■ WHAT TO PRODUCE: Select, from the material below, each line with "Ponce" in it.

— START OF PROVIDED INFORMATION —

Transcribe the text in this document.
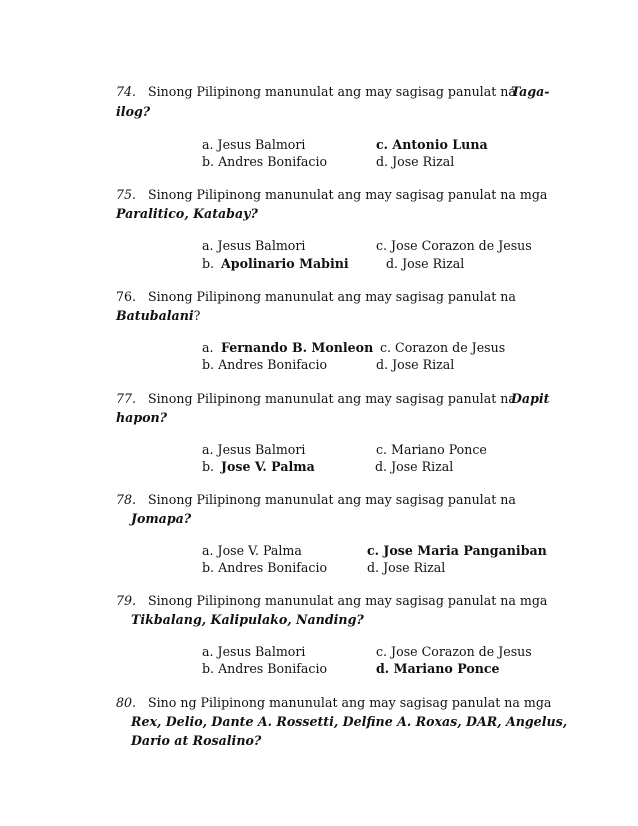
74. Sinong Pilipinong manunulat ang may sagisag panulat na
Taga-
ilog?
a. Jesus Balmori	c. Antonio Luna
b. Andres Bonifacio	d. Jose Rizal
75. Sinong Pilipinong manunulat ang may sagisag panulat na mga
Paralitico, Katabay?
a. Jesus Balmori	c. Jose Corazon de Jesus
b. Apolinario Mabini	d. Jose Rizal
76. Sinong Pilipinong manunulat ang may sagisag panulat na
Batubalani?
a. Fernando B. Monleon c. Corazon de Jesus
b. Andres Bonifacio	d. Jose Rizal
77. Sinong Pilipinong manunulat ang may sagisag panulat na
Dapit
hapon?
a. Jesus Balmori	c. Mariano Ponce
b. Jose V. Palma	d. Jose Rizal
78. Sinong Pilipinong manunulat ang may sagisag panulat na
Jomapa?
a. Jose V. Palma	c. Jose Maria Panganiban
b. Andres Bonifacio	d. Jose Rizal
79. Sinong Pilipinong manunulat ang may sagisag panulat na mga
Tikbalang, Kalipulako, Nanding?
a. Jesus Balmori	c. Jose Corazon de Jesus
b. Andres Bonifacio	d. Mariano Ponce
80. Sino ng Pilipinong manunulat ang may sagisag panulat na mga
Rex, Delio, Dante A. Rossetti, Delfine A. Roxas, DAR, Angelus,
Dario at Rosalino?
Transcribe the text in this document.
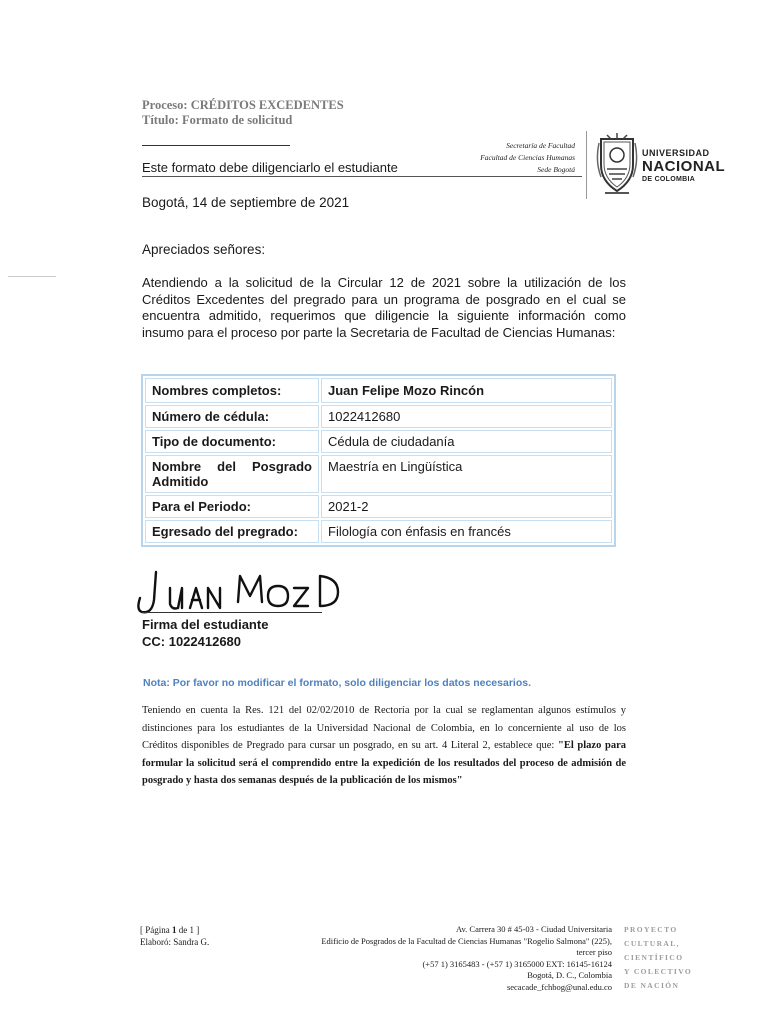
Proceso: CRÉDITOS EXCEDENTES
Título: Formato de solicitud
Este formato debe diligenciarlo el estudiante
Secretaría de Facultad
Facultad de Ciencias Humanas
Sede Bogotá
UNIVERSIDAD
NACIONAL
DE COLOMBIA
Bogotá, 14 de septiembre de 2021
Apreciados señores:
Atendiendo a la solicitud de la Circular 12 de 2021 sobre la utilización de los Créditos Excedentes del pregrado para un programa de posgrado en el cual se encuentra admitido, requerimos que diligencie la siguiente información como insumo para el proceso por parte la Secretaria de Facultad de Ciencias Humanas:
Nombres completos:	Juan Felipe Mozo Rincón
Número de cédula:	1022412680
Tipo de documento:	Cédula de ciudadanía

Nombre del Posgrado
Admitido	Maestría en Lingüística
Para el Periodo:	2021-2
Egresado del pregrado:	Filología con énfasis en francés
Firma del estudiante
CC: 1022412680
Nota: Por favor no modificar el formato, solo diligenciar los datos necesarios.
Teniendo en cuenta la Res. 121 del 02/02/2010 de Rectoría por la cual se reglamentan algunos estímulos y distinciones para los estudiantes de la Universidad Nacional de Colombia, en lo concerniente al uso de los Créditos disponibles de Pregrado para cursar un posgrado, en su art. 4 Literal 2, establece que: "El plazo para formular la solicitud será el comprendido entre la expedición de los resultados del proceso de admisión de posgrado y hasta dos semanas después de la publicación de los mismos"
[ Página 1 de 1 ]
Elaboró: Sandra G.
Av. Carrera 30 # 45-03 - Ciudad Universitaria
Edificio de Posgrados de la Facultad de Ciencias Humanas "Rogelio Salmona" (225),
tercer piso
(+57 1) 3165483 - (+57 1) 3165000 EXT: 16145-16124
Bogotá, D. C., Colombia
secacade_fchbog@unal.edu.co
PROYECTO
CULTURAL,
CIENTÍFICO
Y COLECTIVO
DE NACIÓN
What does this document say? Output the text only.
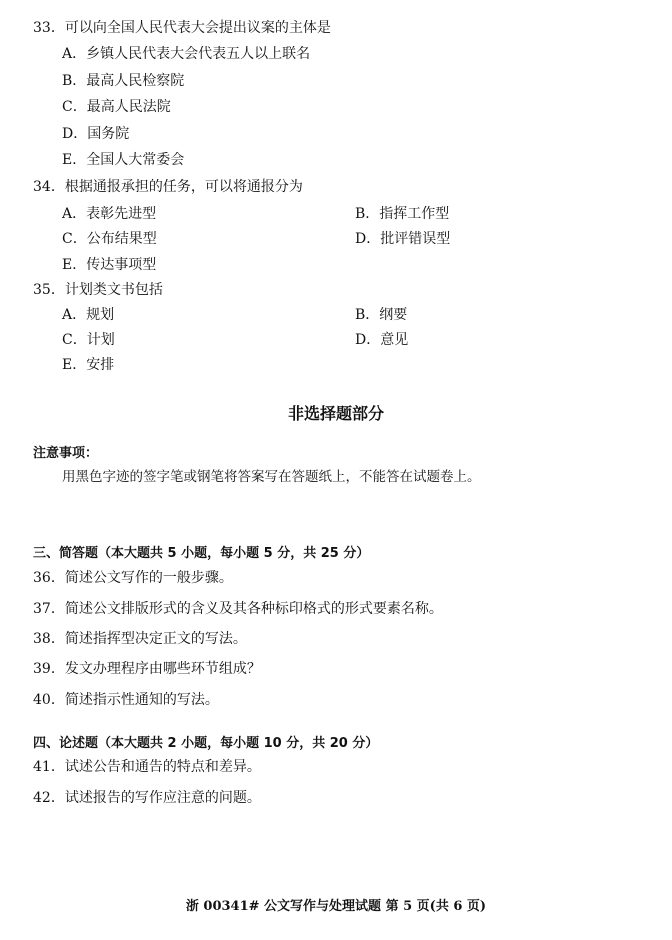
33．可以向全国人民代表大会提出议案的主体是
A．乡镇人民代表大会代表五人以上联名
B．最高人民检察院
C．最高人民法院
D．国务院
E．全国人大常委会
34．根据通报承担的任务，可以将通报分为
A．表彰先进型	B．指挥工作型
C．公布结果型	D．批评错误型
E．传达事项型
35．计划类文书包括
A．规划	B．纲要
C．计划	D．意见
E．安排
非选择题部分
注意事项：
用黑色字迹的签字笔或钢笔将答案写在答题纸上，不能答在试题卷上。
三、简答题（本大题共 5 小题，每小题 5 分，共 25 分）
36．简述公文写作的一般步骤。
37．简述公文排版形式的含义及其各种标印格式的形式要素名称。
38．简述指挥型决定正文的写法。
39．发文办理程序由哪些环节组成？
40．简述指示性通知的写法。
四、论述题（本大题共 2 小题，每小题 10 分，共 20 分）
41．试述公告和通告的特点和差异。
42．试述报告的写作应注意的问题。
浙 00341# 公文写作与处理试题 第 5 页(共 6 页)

— END OF PROVIDED INFORMATION —

■ COMPLETE OUTPUT:
a. Jesus Balmori	c. Mariano Ponce
b. Andres Bonifacio	d. Mariano Ponce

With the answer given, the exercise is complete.